Collect every line of the records below that contains the word "acondicionado".

[Begin Raw records]

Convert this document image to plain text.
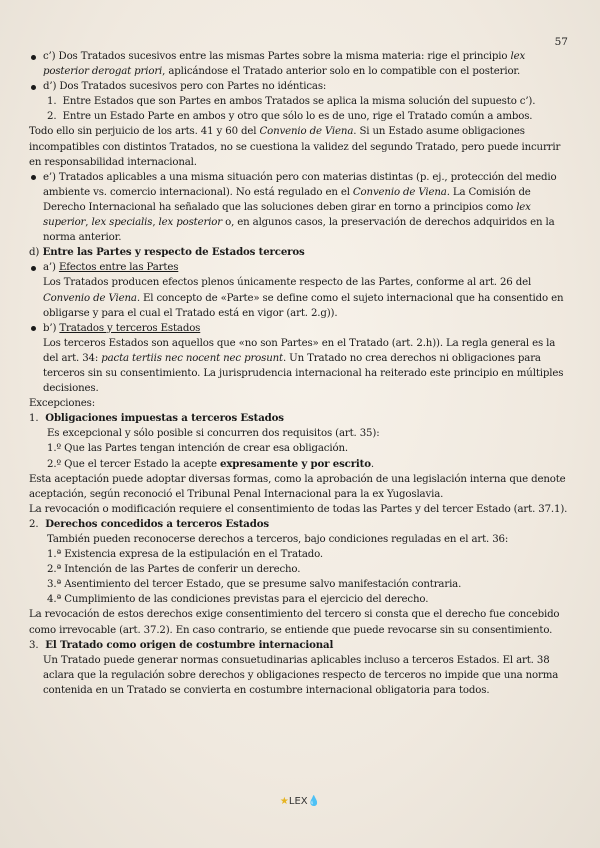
57

c’) Dos Tratados sucesivos entre las mismas Partes sobre la misma materia: rige el principio lex posterior derogat priori, aplicándose el Tratado anterior solo en lo compatible con el posterior.

d’) Dos Tratados sucesivos pero con Partes no idénticas:

1.  Entre Estados que son Partes en ambos Tratados se aplica la misma solución del supuesto c’).

2.  Entre un Estado Parte en ambos y otro que sólo lo es de uno, rige el Tratado común a ambos.

Todo ello sin perjuicio de los arts. 41 y 60 del Convenio de Viena. Si un Estado asume obligaciones incompatibles con distintos Tratados, no se cuestiona la validez del segundo Tratado, pero puede incurrir en responsabilidad internacional.

e’) Tratados aplicables a una misma situación pero con materias distintas (p. ej., protección del medio ambiente vs. comercio internacional). No está regulado en el Convenio de Viena. La Comisión de Derecho Internacional ha señalado que las soluciones deben girar en torno a principios como lex superior, lex specialis, lex posterior o, en algunos casos, la preservación de derechos adquiridos en la norma anterior.

d) Entre las Partes y respecto de Estados terceros

a’) Efectos entre las Partes

Los Tratados producen efectos plenos únicamente respecto de las Partes, conforme al art. 26 del Convenio de Viena. El concepto de «Parte» se define como el sujeto internacional que ha consentido en obligarse y para el cual el Tratado está en vigor (art. 2.g)).

b’) Tratados y terceros Estados

Los terceros Estados son aquellos que «no son Partes» en el Tratado (art. 2.h)). La regla general es la del art. 34: pacta tertiis nec nocent nec prosunt. Un Tratado no crea derechos ni obligaciones para terceros sin su consentimiento. La jurisprudencia internacional ha reiterado este principio en múltiples decisiones.

Excepciones:

1.  Obligaciones impuestas a terceros Estados

Es excepcional y sólo posible si concurren dos requisitos (art. 35):

1.º Que las Partes tengan intención de crear esa obligación.

2.º Que el tercer Estado la acepte expresamente y por escrito.

Esta aceptación puede adoptar diversas formas, como la aprobación de una legislación interna que denote aceptación, según reconoció el Tribunal Penal Internacional para la ex Yugoslavia.

La revocación o modificación requiere el consentimiento de todas las Partes y del tercer Estado (art. 37.1).

2.  Derechos concedidos a terceros Estados

También pueden reconocerse derechos a terceros, bajo condiciones reguladas en el art. 36:

1.ª Existencia expresa de la estipulación en el Tratado.

2.ª Intención de las Partes de conferir un derecho.

3.ª Asentimiento del tercer Estado, que se presume salvo manifestación contraria.

4.ª Cumplimiento de las condiciones previstas para el ejercicio del derecho.

La revocación de estos derechos exige consentimiento del tercero si consta que el derecho fue concebido como irrevocable (art. 37.2). En caso contrario, se entiende que puede revocarse sin su consentimiento.

3.  El Tratado como origen de costumbre internacional

Un Tratado puede generar normas consuetudinarias aplicables incluso a terceros Estados. El art. 38 aclara que la regulación sobre derechos y obligaciones respecto de terceros no impide que una norma contenida en un Tratado se convierta en costumbre internacional obligatoria para todos.

★LEX💧
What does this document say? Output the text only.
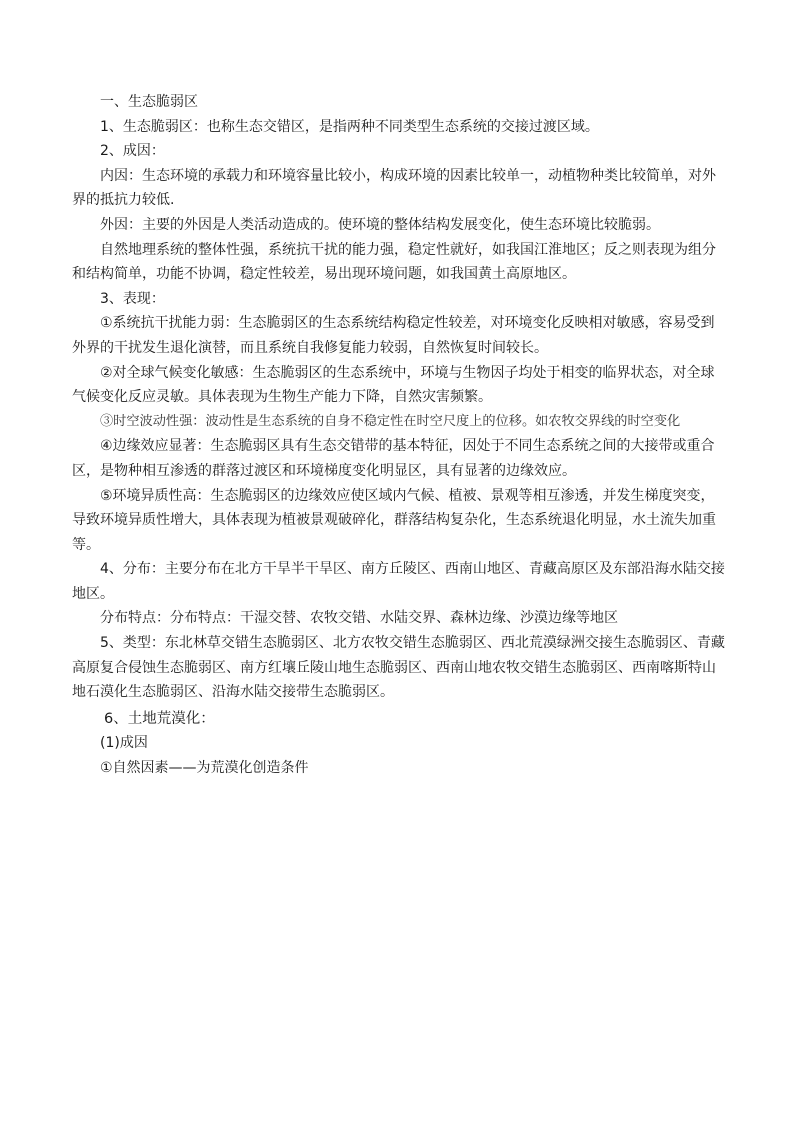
一、生态脆弱区

1、生态脆弱区：也称生态交错区，是指两种不同类型生态系统的交接过渡区域。

2、成因：

内因：生态环境的承载力和环境容量比较小，构成环境的因素比较单一，动植物种类比较简单，对外界的抵抗力较低.

外因：主要的外因是人类活动造成的。使环境的整体结构发展变化，使生态环境比较脆弱。

自然地理系统的整体性强，系统抗干扰的能力强，稳定性就好，如我国江淮地区；反之则表现为组分和结构简单，功能不协调，稳定性较差，易出现环境问题，如我国黄土高原地区。

3、表现：

①系统抗干扰能力弱：生态脆弱区的生态系统结构稳定性较差，对环境变化反映相对敏感，容易受到外界的干扰发生退化演替，而且系统自我修复能力较弱，自然恢复时间较长。

②对全球气候变化敏感：生态脆弱区的生态系统中，环境与生物因子均处于相变的临界状态，对全球气候变化反应灵敏。具体表现为生物生产能力下降，自然灾害频繁。

③时空波动性强：波动性是生态系统的自身不稳定性在时空尺度上的位移。如农牧交界线的时空变化

④边缘效应显著：生态脆弱区具有生态交错带的基本特征，因处于不同生态系统之间的大接带或重合区，是物种相互渗透的群落过渡区和环境梯度变化明显区，具有显著的边缘效应。

⑤环境异质性高：生态脆弱区的边缘效应使区域内气候、植被、景观等相互渗透，并发生梯度突变，导致环境异质性增大，具体表现为植被景观破碎化，群落结构复杂化，生态系统退化明显，水土流失加重等。

4、分布：主要分布在北方干旱半干旱区、南方丘陵区、西南山地区、青藏高原区及东部沿海水陆交接地区。

分布特点：分布特点：干湿交替、农牧交错、水陆交界、森林边缘、沙漠边缘等地区

5、类型：东北林草交错生态脆弱区、北方农牧交错生态脆弱区、西北荒漠绿洲交接生态脆弱区、青藏高原复合侵蚀生态脆弱区、南方红壤丘陵山地生态脆弱区、西南山地农牧交错生态脆弱区、西南喀斯特山地石漠化生态脆弱区、沿海水陆交接带生态脆弱区。

6、土地荒漠化：

(1)成因

①自然因素——为荒漠化创造条件
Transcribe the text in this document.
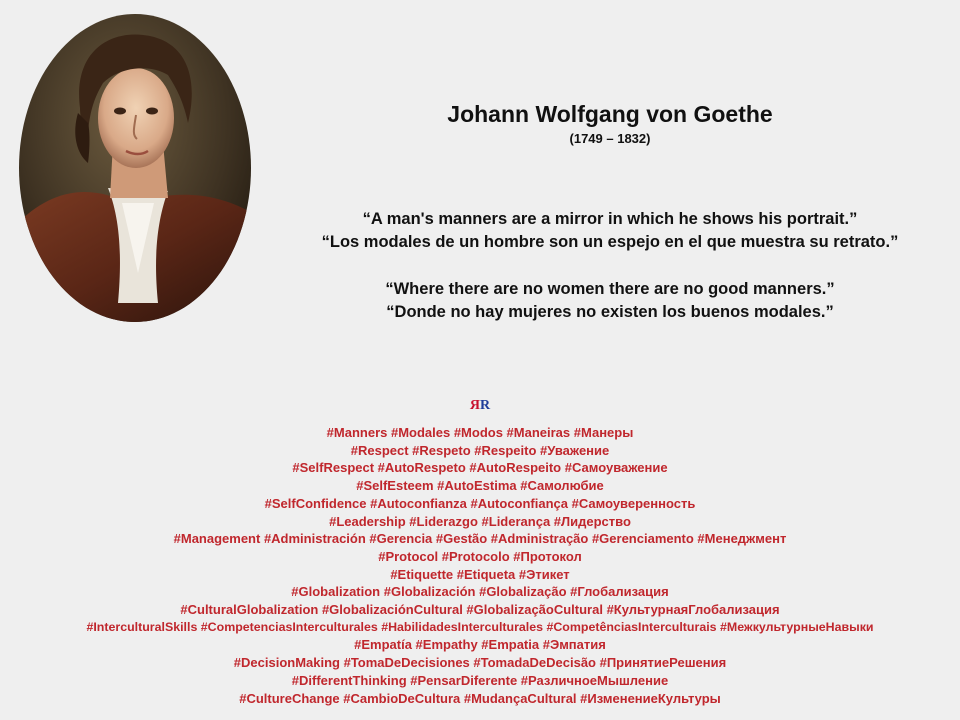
Johann Wolfgang von Goethe
(1749 – 1832)
“A man's manners are a mirror in which he shows his portrait.”
“Los modales de un hombre son un espejo en el que muestra su retrato.”
“Where there are no women there are no good manners.”
“Donde no hay mujeres no existen los buenos modales.”
ЯR
#Manners #Modales #Modos #Maneiras #Манеры
#Respect #Respeto #Respeito #Уважение
#SelfRespect #AutoRespeto #AutoRespeito #Самоуважение
#SelfEsteem #AutoEstima #Самолюбие
#SelfConfidence #Autoconfianza #Autoconfiança #Самоуверенность
#Leadership #Liderazgo #Liderança #Лидерство
#Management #Administración #Gerencia #Gestão #Administração #Gerenciamento #Менеджмент
#Protocol #Protocolo #Протокол
#Etiquette #Etiqueta #Этикет
#Globalization #Globalización #Globalização #Глобализация
#CulturalGlobalization #GlobalizaciónCultural #GlobalizaçãoCultural #КультурнаяГлобализация
#InterculturalSkills #CompetenciasInterculturales #HabilidadesInterculturales #CompetênciasInterculturais #МежкультурныеНавыки
#Empatía #Empathy #Empatia #Эмпатия
#DecisionMaking #TomaDeDecisiones #TomadaDeDecisão #ПринятиеРешения
#DifferentThinking #PensarDiferente #РазличноеМышление
#CultureChange #CambioDeCultura #MudançaCultural #ИзменениеКультуры
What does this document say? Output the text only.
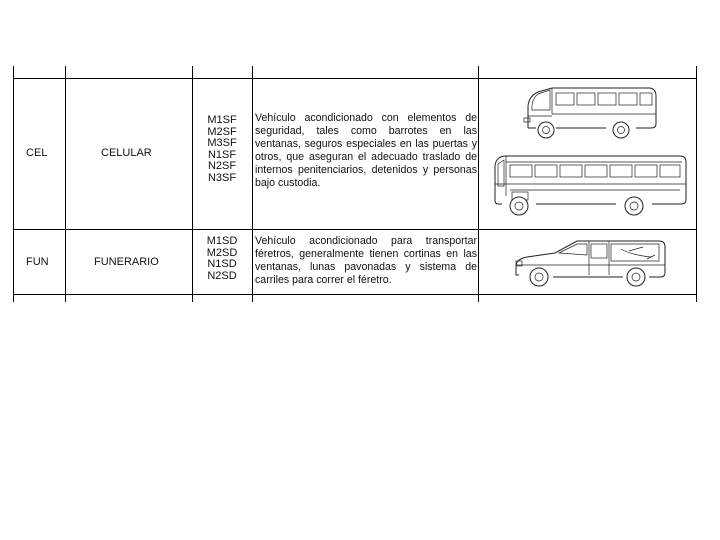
CEL	CELULAR
M1SF
M2SF
M3SF
N1SF
N2SF
N3SF
Vehículo acondicionado con elementos de seguridad, tales como barrotes en las ventanas, seguros especiales en las puertas y otros, que aseguran el adecuado traslado de internos penitenciarios, detenidos y personas bajo custodia.
FUN	FUNERARIO
M1SD
M2SD
N1SD
N2SD
Vehículo acondicionado para transportar féretros, generalmente tienen cortinas en las ventanas, lunas pavonadas y sistema de carriles para correr el féretro.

[End Raw records]

* [Response to the task]:
Vehículo acondicionado con elementos de seguridad, tales como barrotes en las ventanas, seguros especiales en las puertas y otros, que aseguran el adecuado traslado de internos penitenciarios, detenidos y personas bajo custodia.
Vehículo acondicionado para transportar féretros, generalmente tienen cortinas en las ventanas, lunas pavonadas y sistema de carriles para correr el féretro.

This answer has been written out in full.